### What you need to do
Transcribe the lines below verbatim, skipping the images.

(Items from a dataset)
BEGIN

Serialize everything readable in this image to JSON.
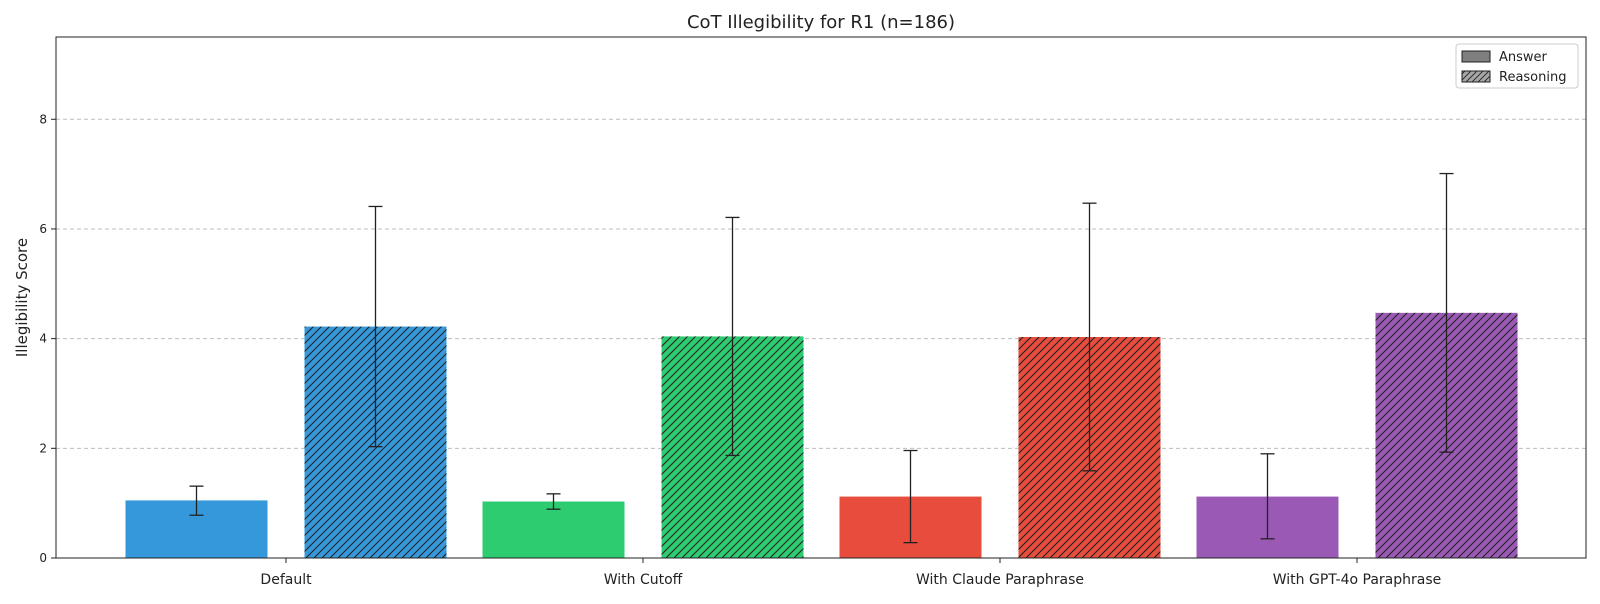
{
  "chart_data": {
    "type": "bar",
    "title": "CoT Illegibility for R1 (n=186)",
    "xlabel": "",
    "ylabel": "Illegibility Score",
    "ylim": [
      0,
      9.5
    ],
    "yticks": [
      0,
      2,
      4,
      6,
      8
    ],
    "grid": true,
    "legend_position": "top-right",
    "categories": [
      "Default",
      "With Cutoff",
      "With Claude Paraphrase",
      "With GPT-4o Paraphrase"
    ],
    "colors": [
      "#3498db",
      "#2ecc71",
      "#e74c3c",
      "#9b59b6"
    ],
    "series": [
      {
        "name": "Answer",
        "pattern": "solid",
        "values": [
          1.05,
          1.03,
          1.12,
          1.12
        ],
        "error_low": [
          0.78,
          0.89,
          0.28,
          0.35
        ],
        "error_high": [
          1.31,
          1.17,
          1.96,
          1.9
        ]
      },
      {
        "name": "Reasoning",
        "pattern": "hatch",
        "values": [
          4.22,
          4.04,
          4.03,
          4.47
        ],
        "error_low": [
          2.03,
          1.87,
          1.59,
          1.93
        ],
        "error_high": [
          6.41,
          6.21,
          6.47,
          7.01
        ]
      }
    ]
  }
}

END

### Result for this exercise
Serialize everything readable in this image to JSON.
{
  "chart_data": {
    "type": "bar",
    "title": "CoT Illegibility for R1 (n=186)",
    "xlabel": "",
    "ylabel": "Illegibility Score",
    "ylim": [
      0,
      9.5
    ],
    "yticks": [
      0,
      2,
      4,
      6,
      8
    ],
    "grid": true,
    "legend_position": "top-right",
    "categories": [
      "Default",
      "With Cutoff",
      "With Claude Paraphrase",
      "With GPT-4o Paraphrase"
    ],
    "colors": [
      "#3498db",
      "#2ecc71",
      "#e74c3c",
      "#9b59b6"
    ],
    "series": [
      {
        "name": "Answer",
        "pattern": "solid",
        "values": [
          1.05,
          1.03,
          1.12,
          1.12
        ],
        "error_low": [
          0.78,
          0.89,
          0.28,
          0.35
        ],
        "error_high": [
          1.31,
          1.17,
          1.96,
          1.9
        ]
      },
      {
        "name": "Reasoning",
        "pattern": "hatch",
        "values": [
          4.22,
          4.04,
          4.03,
          4.47
        ],
        "error_low": [
          2.03,
          1.87,
          1.59,
          1.93
        ],
        "error_high": [
          6.41,
          6.21,
          6.47,
          7.01
        ]
      }
    ]
  }
}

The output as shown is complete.